> _THE REQUEST_:
Pictures do not belong in the copy; restate the records below word for word.

-- START --

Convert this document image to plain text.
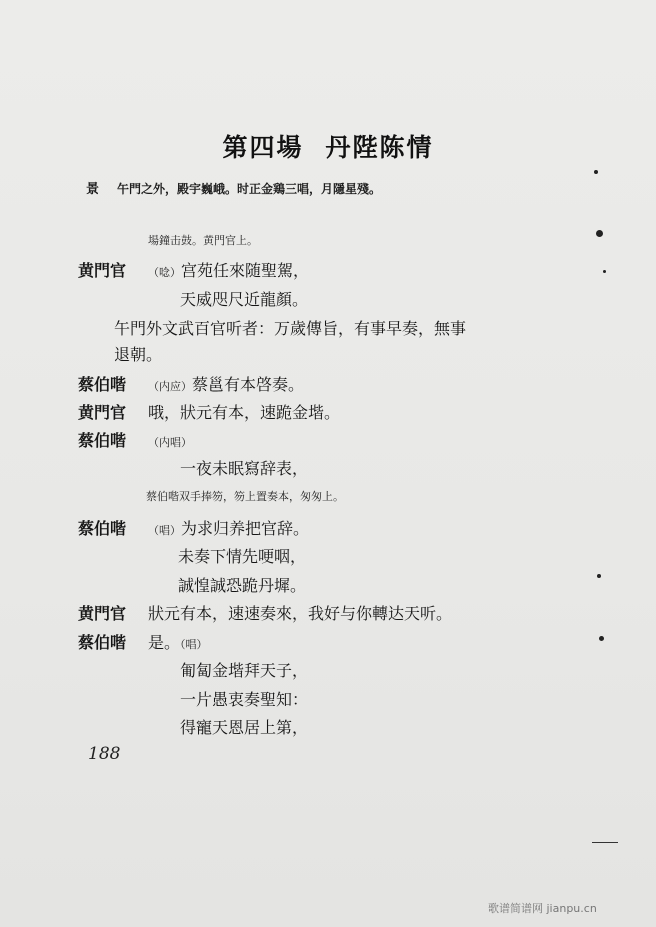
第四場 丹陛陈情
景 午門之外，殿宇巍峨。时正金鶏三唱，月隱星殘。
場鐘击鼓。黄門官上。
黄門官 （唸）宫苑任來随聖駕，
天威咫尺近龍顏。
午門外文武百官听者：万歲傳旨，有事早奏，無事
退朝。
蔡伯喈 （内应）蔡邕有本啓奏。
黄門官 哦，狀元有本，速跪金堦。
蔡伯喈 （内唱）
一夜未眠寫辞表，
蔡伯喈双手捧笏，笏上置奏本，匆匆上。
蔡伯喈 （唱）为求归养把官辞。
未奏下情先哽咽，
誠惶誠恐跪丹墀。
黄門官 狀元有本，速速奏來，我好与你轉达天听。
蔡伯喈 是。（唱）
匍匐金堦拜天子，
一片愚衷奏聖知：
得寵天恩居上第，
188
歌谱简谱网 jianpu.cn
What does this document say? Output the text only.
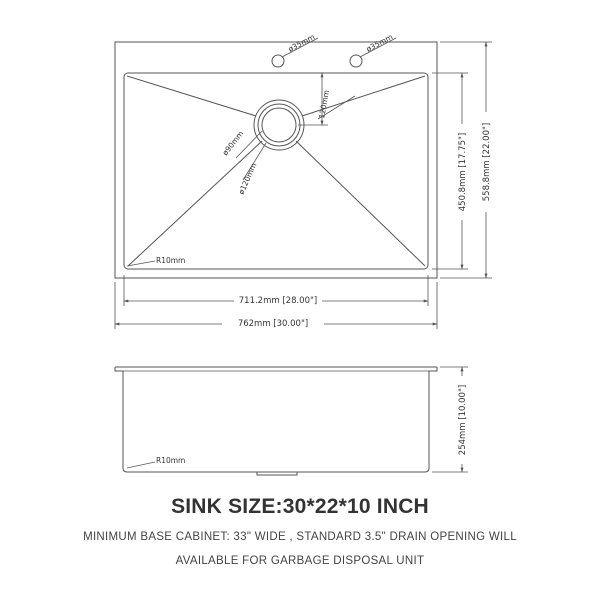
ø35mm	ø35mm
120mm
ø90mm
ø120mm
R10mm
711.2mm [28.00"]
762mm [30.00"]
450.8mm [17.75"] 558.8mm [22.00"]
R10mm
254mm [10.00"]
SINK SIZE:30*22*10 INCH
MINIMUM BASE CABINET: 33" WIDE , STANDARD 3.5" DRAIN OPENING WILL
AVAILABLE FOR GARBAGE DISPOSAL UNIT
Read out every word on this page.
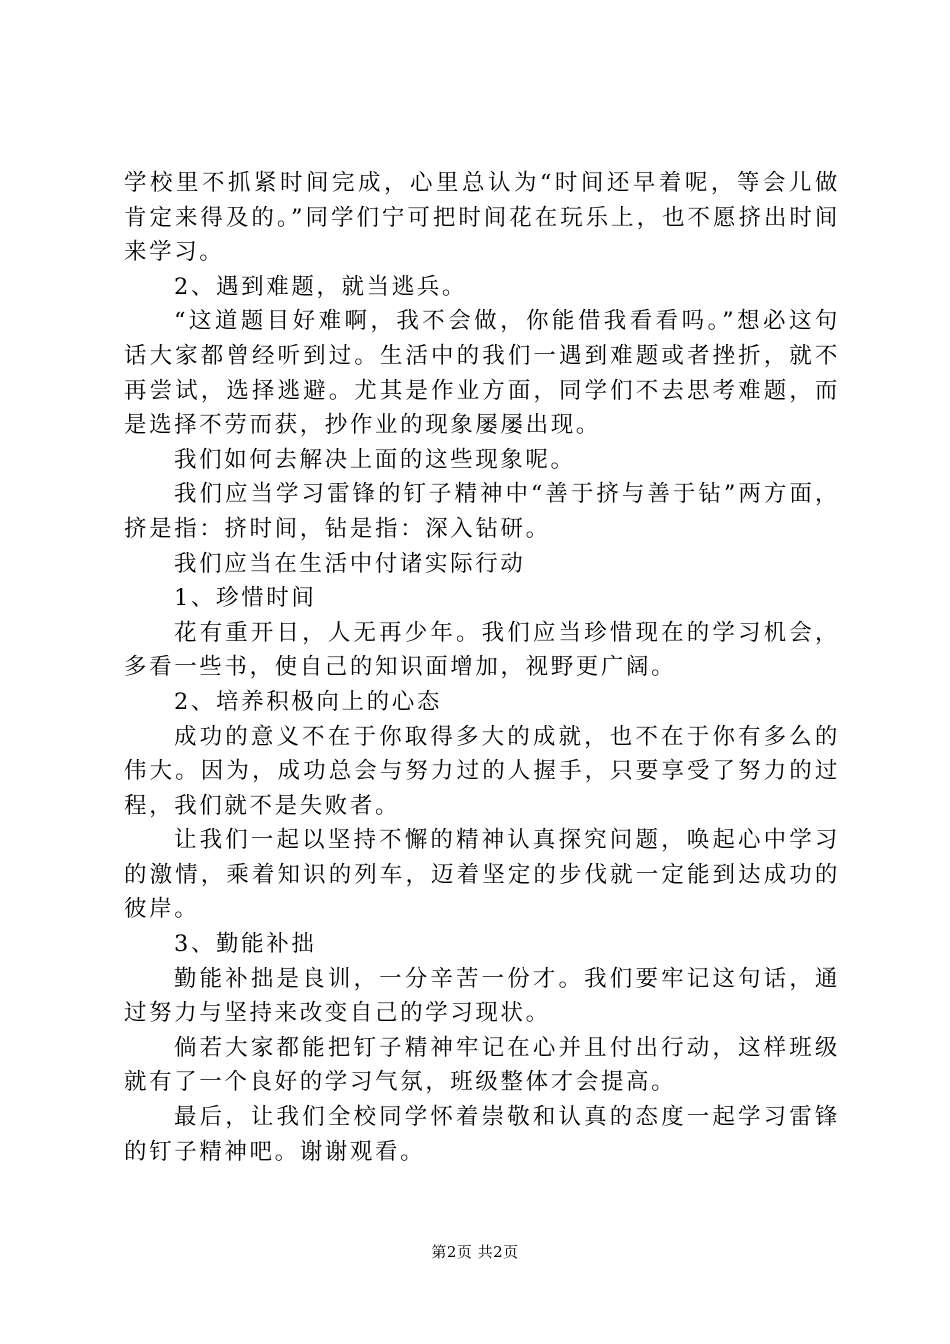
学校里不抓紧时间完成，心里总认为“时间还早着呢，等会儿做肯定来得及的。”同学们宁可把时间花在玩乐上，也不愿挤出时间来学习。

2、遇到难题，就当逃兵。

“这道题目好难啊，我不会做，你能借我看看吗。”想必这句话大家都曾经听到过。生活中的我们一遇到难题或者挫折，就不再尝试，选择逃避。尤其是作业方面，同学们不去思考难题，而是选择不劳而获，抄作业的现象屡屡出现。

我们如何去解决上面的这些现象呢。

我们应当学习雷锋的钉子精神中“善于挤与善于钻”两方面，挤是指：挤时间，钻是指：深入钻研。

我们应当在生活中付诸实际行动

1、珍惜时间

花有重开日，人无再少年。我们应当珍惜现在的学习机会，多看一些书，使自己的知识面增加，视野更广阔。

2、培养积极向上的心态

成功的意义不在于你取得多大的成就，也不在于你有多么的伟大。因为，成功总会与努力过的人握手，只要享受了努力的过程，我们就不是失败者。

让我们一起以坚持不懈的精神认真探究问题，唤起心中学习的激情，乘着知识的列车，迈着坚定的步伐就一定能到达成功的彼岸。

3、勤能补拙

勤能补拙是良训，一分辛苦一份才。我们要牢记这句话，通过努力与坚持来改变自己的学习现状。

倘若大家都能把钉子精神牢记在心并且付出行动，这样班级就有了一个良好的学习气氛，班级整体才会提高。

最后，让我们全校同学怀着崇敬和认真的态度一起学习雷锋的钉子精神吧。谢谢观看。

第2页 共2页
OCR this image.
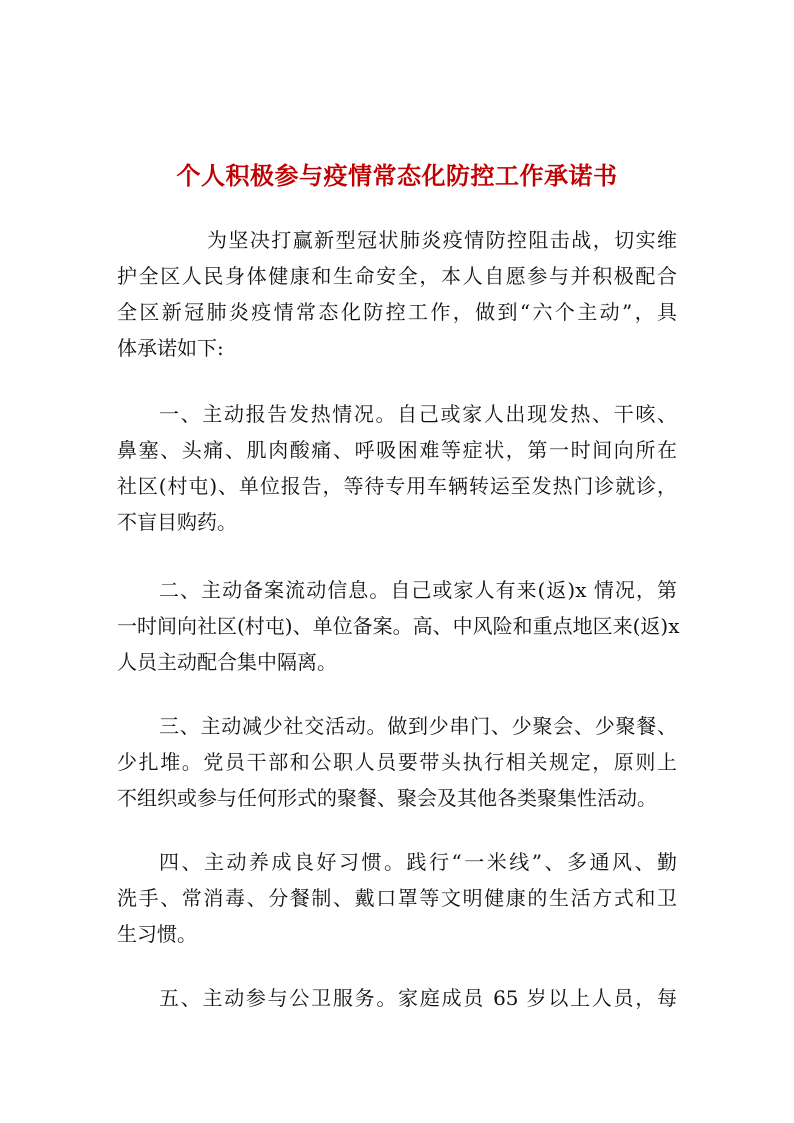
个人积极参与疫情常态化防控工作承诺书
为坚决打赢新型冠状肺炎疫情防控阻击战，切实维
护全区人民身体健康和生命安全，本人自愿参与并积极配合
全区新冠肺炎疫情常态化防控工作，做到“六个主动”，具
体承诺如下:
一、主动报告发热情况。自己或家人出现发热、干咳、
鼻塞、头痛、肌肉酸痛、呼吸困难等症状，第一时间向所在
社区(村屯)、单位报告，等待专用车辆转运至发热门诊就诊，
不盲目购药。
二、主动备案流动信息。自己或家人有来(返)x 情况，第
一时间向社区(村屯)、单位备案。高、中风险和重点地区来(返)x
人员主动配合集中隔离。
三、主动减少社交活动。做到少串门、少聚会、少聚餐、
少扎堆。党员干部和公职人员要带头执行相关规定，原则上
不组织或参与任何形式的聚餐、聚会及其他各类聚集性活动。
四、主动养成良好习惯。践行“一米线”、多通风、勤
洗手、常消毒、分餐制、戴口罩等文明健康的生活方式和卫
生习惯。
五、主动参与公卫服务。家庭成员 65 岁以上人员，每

-- END --

> _EXERCISE OUTPUT_:
Convert this document image to plain text.
第四場 丹陛陈情
景 午門之外，殿宇巍峨。时正金鶏三唱，月隱星殘。
場鐘击鼓。黄門官上。
黄門官 （唸）宫苑任來随聖駕，
天威咫尺近龍顏。
午門外文武百官听者：万歲傳旨，有事早奏，無事
退朝。
蔡伯喈 （内应）蔡邕有本啓奏。
黄門官 哦，狀元有本，速跪金堦。
蔡伯喈 （内唱）
一夜未眠寫辞表，
蔡伯喈双手捧笏，笏上置奏本，匆匆上。
蔡伯喈 （唱）为求归养把官辞。
未奏下情先哽咽，
誠惶誠恐跪丹墀。
黄門官 狀元有本，速速奏來，我好与你轉达天听。
蔡伯喈 是。（唱）
匍匐金堦拜天子，
一片愚衷奏聖知：
得寵天恩居上第，
188
歌谱简谱网 jianpu.cn
What does this document say? Output the text only.
ø35mm	ø35mm
120mm
ø90mm
ø120mm
R10mm
711.2mm [28.00"]
762mm [30.00"]
450.8mm [17.75"] 558.8mm [22.00"]
R10mm
254mm [10.00"]
SINK SIZE:30*22*10 INCH
MINIMUM BASE CABINET: 33" WIDE , STANDARD 3.5" DRAIN OPENING WILL
AVAILABLE FOR GARBAGE DISPOSAL UNIT
Read out every word on this page.
学校里不抓紧时间完成，心里总认为“时间还早着呢，等会儿做肯定来得及的。”同学们宁可把时间花在玩乐上，也不愿挤出时间来学习。

2、遇到难题，就当逃兵。

“这道题目好难啊，我不会做，你能借我看看吗。”想必这句话大家都曾经听到过。生活中的我们一遇到难题或者挫折，就不再尝试，选择逃避。尤其是作业方面，同学们不去思考难题，而是选择不劳而获，抄作业的现象屡屡出现。

我们如何去解决上面的这些现象呢。

我们应当学习雷锋的钉子精神中“善于挤与善于钻”两方面，挤是指：挤时间，钻是指：深入钻研。

我们应当在生活中付诸实际行动

1、珍惜时间

花有重开日，人无再少年。我们应当珍惜现在的学习机会，多看一些书，使自己的知识面增加，视野更广阔。

2、培养积极向上的心态

成功的意义不在于你取得多大的成就，也不在于你有多么的伟大。因为，成功总会与努力过的人握手，只要享受了努力的过程，我们就不是失败者。

让我们一起以坚持不懈的精神认真探究问题，唤起心中学习的激情，乘着知识的列车，迈着坚定的步伐就一定能到达成功的彼岸。

3、勤能补拙

勤能补拙是良训，一分辛苦一份才。我们要牢记这句话，通过努力与坚持来改变自己的学习现状。

倘若大家都能把钉子精神牢记在心并且付出行动，这样班级就有了一个良好的学习气氛，班级整体才会提高。

最后，让我们全校同学怀着崇敬和认真的态度一起学习雷锋的钉子精神吧。谢谢观看。

第2页 共2页
OCR this image.
个人积极参与疫情常态化防控工作承诺书
为坚决打赢新型冠状肺炎疫情防控阻击战，切实维
护全区人民身体健康和生命安全，本人自愿参与并积极配合
全区新冠肺炎疫情常态化防控工作，做到“六个主动”，具
体承诺如下:
一、主动报告发热情况。自己或家人出现发热、干咳、
鼻塞、头痛、肌肉酸痛、呼吸困难等症状，第一时间向所在
社区(村屯)、单位报告，等待专用车辆转运至发热门诊就诊，
不盲目购药。
二、主动备案流动信息。自己或家人有来(返)x 情况，第
一时间向社区(村屯)、单位备案。高、中风险和重点地区来(返)x
人员主动配合集中隔离。
三、主动减少社交活动。做到少串门、少聚会、少聚餐、
少扎堆。党员干部和公职人员要带头执行相关规定，原则上
不组织或参与任何形式的聚餐、聚会及其他各类聚集性活动。
四、主动养成良好习惯。践行“一米线”、多通风、勤
洗手、常消毒、分餐制、戴口罩等文明健康的生活方式和卫
生习惯。
五、主动参与公卫服务。家庭成员 65 岁以上人员，每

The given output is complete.